◆ **WHAT IS REQUIRED**: Your task is to repeat the entries word for word while leaving out the pictures.

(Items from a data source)
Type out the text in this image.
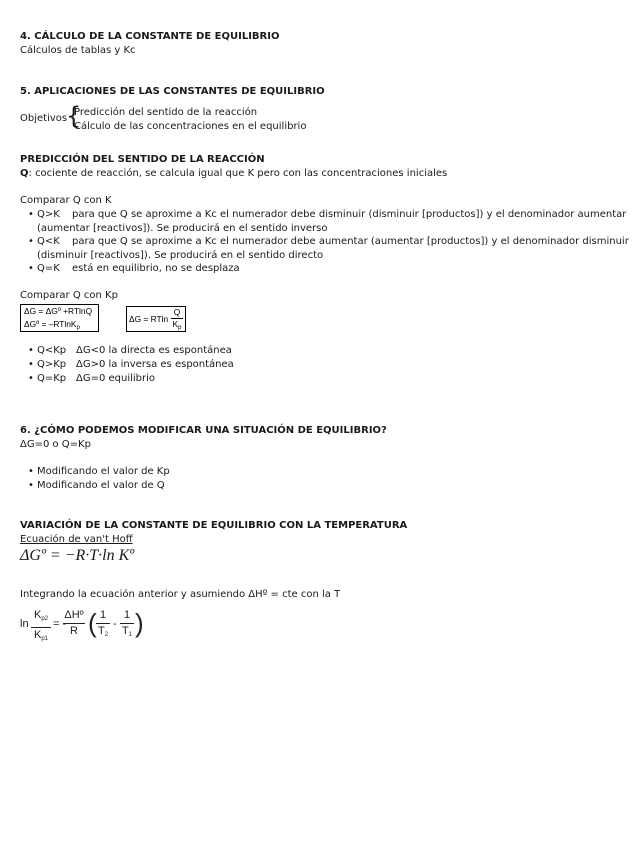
4. CÁLCULO DE LA CONSTANTE DE EQUILIBRIO
Cálculos de tablas y Kc
5. APLICACIONES DE LAS CONSTANTES DE EQUILIBRIO
Objetivos
{
Predicción del sentido de la reacción
Cálculo de las concentraciones en el equilibrio
PREDICCIÓN DEL SENTIDO DE LA REACCIÓN
Q: cociente de reacción, se calcula igual que K pero con las concentraciones iniciales
Comparar Q con K
• Q>K para que Q se aproxime a Kc el numerador debe disminuir (disminuir [productos]) y el denominador aumentar
(aumentar [reactivos]). Se producirá en el sentido inverso
• Q<K para que Q se aproxime a Kc el numerador debe aumentar (aumentar [productos]) y el denominador disminuir
(disminuir [reactivos]). Se producirá en el sentido directo
• Q=K está en equilibrio, no se desplaza
Comparar Q con Kp
ΔG = ΔGº +RTlnQ
ΔGº = –RTlnK$_p$
ΔG = RTln $\frac{Q}{K_p}$
• Q<Kp ΔG<0 la directa es espontánea
• Q>Kp ΔG>0 la inversa es espontánea
• Q=Kp ΔG=0 equilibrio
6. ¿CÓMO PODEMOS MODIFICAR UNA SITUACIÓN DE EQUILIBRIO?
ΔG=0 o Q=Kp
• Modificando el valor de Kp
• Modificando el valor de Q
VARIACIÓN DE LA CONSTANTE DE EQUILIBRIO CON LA TEMPERATURA
Ecuación de van't Hoff
ΔGº = −R·T·ln Kº
Integrando la ecuación anterior y asumiendo ΔHº = cte con la T
ln
$K_{p2}$
$K_{p1}$
= -
ΔHº
R ( 1
$T_2$
-
1
$T_1$ )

◆ **FINAL ANSWER**:
Type out the text in this image.
4. CÁLCULO DE LA CONSTANTE DE EQUILIBRIO
Cálculos de tablas y Kc
5. APLICACIONES DE LAS CONSTANTES DE EQUILIBRIO
Objetivos
{
Predicción del sentido de la reacción
Cálculo de las concentraciones en el equilibrio
PREDICCIÓN DEL SENTIDO DE LA REACCIÓN
Q: cociente de reacción, se calcula igual que K pero con las concentraciones iniciales
Comparar Q con K
• Q>K para que Q se aproxime a Kc el numerador debe disminuir (disminuir [productos]) y el denominador aumentar
(aumentar [reactivos]). Se producirá en el sentido inverso
• Q<K para que Q se aproxime a Kc el numerador debe aumentar (aumentar [productos]) y el denominador disminuir
(disminuir [reactivos]). Se producirá en el sentido directo
• Q=K está en equilibrio, no se desplaza
Comparar Q con Kp
ΔG = ΔGº +RTlnQ
ΔGº = –RTlnK$_p$
ΔG = RTln $\frac{Q}{K_p}$
• Q<Kp ΔG<0 la directa es espontánea
• Q>Kp ΔG>0 la inversa es espontánea
• Q=Kp ΔG=0 equilibrio
6. ¿CÓMO PODEMOS MODIFICAR UNA SITUACIÓN DE EQUILIBRIO?
ΔG=0 o Q=Kp
• Modificando el valor de Kp
• Modificando el valor de Q
VARIACIÓN DE LA CONSTANTE DE EQUILIBRIO CON LA TEMPERATURA
Ecuación de van't Hoff
ΔGº = −R·T·ln Kº
Integrando la ecuación anterior y asumiendo ΔHº = cte con la T
ln
$K_{p2}$
$K_{p1}$
= -
ΔHº
R ( 1
$T_2$
-
1
$T_1$ )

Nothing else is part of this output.